Copy out exactly every line from the line containing "Output a JSON" until the records below end, inclusive of both boundary lines.

> **Data entries**
"""
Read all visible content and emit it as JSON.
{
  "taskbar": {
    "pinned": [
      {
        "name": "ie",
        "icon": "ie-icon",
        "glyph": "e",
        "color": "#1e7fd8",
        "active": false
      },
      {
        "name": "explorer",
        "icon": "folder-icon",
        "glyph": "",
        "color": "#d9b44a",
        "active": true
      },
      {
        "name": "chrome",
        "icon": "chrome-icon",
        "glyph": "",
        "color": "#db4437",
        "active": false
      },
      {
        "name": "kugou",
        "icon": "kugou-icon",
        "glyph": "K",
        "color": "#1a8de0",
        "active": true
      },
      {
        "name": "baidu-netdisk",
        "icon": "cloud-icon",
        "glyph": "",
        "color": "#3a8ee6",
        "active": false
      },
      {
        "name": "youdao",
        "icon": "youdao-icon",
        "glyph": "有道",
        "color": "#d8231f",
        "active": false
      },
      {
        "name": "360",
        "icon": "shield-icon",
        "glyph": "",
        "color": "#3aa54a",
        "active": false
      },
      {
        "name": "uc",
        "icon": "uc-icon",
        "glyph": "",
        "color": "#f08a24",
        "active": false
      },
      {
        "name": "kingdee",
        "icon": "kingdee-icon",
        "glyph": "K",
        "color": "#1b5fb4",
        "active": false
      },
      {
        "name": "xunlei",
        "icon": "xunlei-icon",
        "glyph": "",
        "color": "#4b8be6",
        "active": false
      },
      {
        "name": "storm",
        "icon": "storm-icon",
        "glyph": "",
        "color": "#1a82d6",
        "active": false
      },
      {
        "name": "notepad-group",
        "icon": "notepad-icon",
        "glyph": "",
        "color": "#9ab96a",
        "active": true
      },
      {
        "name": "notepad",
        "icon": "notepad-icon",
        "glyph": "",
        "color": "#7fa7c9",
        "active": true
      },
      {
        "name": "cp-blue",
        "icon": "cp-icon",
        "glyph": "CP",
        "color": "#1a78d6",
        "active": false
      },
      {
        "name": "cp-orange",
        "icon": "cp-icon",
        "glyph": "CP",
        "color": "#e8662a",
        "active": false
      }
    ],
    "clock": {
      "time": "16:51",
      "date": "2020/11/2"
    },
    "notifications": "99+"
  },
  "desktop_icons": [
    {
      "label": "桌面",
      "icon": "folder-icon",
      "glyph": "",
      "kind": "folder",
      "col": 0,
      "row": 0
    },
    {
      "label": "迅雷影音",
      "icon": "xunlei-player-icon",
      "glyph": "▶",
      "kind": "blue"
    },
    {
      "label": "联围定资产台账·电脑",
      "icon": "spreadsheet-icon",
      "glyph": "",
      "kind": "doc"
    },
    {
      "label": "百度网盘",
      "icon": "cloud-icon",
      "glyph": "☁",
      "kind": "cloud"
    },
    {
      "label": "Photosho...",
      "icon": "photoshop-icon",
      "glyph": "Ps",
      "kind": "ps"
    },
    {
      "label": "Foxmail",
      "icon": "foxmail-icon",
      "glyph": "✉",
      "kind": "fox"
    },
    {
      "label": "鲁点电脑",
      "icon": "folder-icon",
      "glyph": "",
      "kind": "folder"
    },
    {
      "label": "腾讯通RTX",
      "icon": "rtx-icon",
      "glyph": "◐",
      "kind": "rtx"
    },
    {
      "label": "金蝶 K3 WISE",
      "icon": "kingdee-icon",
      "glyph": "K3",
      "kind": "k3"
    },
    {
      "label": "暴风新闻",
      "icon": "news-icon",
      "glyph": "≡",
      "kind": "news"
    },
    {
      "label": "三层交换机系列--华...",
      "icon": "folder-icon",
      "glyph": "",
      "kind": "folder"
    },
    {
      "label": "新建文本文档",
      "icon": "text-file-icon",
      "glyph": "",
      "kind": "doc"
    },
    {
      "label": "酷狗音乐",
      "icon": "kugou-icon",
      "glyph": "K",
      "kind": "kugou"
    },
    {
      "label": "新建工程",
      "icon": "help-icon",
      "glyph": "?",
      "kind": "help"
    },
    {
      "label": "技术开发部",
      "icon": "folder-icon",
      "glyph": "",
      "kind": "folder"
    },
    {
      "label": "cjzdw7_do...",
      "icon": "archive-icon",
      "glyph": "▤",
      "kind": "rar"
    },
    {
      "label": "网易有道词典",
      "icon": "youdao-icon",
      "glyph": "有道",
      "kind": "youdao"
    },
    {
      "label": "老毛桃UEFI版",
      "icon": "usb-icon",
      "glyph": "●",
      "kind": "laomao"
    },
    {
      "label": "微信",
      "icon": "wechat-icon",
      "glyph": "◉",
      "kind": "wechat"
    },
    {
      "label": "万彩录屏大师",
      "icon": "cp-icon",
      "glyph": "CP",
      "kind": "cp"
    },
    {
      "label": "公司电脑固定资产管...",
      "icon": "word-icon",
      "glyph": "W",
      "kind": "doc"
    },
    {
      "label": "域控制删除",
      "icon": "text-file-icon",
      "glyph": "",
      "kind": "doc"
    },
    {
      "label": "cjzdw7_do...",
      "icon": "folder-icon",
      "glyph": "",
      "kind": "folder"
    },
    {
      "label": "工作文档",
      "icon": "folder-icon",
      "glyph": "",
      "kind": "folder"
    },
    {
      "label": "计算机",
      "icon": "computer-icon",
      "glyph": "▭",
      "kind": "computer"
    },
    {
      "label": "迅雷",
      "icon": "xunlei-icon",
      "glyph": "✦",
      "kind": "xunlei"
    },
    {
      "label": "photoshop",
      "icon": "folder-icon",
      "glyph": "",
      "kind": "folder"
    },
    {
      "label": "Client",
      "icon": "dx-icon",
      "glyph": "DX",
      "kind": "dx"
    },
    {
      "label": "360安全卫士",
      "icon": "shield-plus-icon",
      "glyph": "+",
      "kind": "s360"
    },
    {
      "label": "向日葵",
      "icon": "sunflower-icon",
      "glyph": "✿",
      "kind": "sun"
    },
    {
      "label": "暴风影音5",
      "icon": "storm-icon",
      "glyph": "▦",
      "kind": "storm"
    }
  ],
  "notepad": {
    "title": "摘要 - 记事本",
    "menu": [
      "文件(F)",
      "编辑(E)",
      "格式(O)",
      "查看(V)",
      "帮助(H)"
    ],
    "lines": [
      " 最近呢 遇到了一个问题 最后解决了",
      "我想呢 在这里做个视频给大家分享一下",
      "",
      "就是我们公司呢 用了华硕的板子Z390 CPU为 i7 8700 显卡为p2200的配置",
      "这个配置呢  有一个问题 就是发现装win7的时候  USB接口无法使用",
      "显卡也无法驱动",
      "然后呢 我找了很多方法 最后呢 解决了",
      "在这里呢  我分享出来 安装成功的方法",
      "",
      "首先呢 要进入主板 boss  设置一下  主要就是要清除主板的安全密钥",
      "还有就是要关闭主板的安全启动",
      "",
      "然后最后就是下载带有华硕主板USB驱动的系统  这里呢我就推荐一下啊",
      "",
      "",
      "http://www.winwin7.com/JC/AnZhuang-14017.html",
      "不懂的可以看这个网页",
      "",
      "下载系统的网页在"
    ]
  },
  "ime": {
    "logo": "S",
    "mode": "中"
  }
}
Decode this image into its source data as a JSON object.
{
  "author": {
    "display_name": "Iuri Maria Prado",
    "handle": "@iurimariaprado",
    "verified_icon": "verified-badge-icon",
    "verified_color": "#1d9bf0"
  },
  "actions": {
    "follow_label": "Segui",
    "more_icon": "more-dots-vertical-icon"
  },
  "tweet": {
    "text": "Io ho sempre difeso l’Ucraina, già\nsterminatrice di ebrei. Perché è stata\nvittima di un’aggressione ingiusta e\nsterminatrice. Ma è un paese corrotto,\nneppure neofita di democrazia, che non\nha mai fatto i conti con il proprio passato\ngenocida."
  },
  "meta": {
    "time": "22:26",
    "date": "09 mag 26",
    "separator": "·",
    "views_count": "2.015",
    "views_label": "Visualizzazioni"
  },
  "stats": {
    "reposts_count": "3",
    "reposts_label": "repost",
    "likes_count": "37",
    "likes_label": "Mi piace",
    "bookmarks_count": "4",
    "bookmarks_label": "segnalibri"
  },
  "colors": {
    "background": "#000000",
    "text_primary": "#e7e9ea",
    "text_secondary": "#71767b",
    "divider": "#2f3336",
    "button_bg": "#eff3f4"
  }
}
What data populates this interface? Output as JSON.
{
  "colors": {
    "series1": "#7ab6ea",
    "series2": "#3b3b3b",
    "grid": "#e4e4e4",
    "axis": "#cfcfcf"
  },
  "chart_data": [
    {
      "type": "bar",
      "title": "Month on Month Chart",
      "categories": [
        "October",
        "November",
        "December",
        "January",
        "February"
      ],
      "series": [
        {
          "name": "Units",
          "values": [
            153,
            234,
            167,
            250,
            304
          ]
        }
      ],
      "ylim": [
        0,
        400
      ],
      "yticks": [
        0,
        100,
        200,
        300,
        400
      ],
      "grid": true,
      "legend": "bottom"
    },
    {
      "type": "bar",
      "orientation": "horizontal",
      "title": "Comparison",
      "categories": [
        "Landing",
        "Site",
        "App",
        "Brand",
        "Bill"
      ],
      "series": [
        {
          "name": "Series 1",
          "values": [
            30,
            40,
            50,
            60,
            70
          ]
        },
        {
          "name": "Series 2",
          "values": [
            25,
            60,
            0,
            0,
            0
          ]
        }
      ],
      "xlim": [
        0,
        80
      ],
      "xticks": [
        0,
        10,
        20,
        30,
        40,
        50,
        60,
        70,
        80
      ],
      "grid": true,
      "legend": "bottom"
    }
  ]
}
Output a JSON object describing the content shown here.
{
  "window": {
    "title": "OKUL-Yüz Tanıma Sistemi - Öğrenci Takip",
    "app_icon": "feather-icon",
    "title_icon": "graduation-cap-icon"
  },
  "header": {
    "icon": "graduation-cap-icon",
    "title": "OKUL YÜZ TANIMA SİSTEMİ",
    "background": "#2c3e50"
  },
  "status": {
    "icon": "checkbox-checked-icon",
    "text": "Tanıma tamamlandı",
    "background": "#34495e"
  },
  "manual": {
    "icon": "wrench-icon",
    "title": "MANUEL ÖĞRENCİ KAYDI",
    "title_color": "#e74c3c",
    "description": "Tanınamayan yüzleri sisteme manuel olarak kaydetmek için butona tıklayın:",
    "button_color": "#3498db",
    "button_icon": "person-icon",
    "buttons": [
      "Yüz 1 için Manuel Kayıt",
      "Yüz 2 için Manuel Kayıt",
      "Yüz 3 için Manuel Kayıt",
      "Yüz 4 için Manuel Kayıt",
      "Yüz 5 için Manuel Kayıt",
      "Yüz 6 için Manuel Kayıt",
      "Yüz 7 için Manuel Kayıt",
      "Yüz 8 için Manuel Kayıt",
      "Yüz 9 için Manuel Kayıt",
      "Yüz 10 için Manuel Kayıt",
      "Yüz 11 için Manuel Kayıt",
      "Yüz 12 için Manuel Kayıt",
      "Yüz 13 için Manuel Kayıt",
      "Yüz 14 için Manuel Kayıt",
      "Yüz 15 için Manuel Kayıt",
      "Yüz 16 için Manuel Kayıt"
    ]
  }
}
"""
> **EXERCISE OUTPUT**
Output a JSON object describing the content shown here.
{
  "window": {
    "title": "OKUL-Yüz Tanıma Sistemi - Öğrenci Takip",
    "app_icon": "feather-icon",
    "title_icon": "graduation-cap-icon"
  },
  "header": {
    "icon": "graduation-cap-icon",
    "title": "OKUL YÜZ TANIMA SİSTEMİ",
    "background": "#2c3e50"
  },
  "status": {
    "icon": "checkbox-checked-icon",
    "text": "Tanıma tamamlandı",
    "background": "#34495e"
  },
  "manual": {
    "icon": "wrench-icon",
    "title": "MANUEL ÖĞRENCİ KAYDI",
    "title_color": "#e74c3c",
    "description": "Tanınamayan yüzleri sisteme manuel olarak kaydetmek için butona tıklayın:",
    "button_color": "#3498db",
    "button_icon": "person-icon",
    "buttons": [
      "Yüz 1 için Manuel Kayıt",
      "Yüz 2 için Manuel Kayıt",
      "Yüz 3 için Manuel Kayıt",
      "Yüz 4 için Manuel Kayıt",
      "Yüz 5 için Manuel Kayıt",
      "Yüz 6 için Manuel Kayıt",
      "Yüz 7 için Manuel Kayıt",
      "Yüz 8 için Manuel Kayıt",
      "Yüz 9 için Manuel Kayıt",
      "Yüz 10 için Manuel Kayıt",
      "Yüz 11 için Manuel Kayıt",
      "Yüz 12 için Manuel Kayıt",
      "Yüz 13 için Manuel Kayıt",
      "Yüz 14 için Manuel Kayıt",
      "Yüz 15 için Manuel Kayıt",
      "Yüz 16 için Manuel Kayıt"
    ]
  }
}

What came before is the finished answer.